### What you have to do
Scan the data beneath this task and copy each line that includes "name".

(Stored data)
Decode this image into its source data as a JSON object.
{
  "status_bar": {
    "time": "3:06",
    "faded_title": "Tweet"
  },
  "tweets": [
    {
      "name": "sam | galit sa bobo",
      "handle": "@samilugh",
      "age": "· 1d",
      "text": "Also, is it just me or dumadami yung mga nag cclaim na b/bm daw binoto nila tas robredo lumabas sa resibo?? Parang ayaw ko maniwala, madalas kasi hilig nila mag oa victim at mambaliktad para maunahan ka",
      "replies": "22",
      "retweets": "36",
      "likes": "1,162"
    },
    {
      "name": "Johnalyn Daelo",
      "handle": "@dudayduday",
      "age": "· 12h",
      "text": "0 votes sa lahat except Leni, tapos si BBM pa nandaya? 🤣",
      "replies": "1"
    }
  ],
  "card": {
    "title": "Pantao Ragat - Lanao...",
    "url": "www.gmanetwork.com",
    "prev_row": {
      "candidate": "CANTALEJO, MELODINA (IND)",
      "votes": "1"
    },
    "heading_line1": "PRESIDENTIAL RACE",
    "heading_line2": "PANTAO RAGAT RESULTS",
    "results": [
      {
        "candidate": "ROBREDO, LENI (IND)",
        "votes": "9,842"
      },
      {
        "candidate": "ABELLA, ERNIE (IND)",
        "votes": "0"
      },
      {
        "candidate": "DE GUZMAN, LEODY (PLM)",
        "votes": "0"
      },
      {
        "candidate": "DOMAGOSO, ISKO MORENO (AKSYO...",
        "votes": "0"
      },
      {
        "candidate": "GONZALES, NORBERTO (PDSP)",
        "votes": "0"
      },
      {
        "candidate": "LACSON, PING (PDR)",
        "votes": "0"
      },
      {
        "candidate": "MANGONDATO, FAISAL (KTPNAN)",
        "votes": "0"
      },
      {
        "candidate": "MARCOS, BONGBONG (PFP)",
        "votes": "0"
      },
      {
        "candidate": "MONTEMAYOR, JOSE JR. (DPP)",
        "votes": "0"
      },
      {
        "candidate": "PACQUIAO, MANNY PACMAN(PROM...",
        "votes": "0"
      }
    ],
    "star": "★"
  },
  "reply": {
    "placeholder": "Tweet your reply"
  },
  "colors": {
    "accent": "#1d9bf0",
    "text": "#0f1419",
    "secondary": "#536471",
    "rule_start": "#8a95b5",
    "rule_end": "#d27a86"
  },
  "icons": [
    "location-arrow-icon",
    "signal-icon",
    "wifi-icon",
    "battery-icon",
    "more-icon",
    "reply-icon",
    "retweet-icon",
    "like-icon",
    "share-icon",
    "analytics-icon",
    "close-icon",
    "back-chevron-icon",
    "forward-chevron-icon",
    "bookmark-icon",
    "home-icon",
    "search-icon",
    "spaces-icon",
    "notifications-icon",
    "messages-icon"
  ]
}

### Reply
      "name": "sam | galit sa bobo",
      "name": "Johnalyn Daelo",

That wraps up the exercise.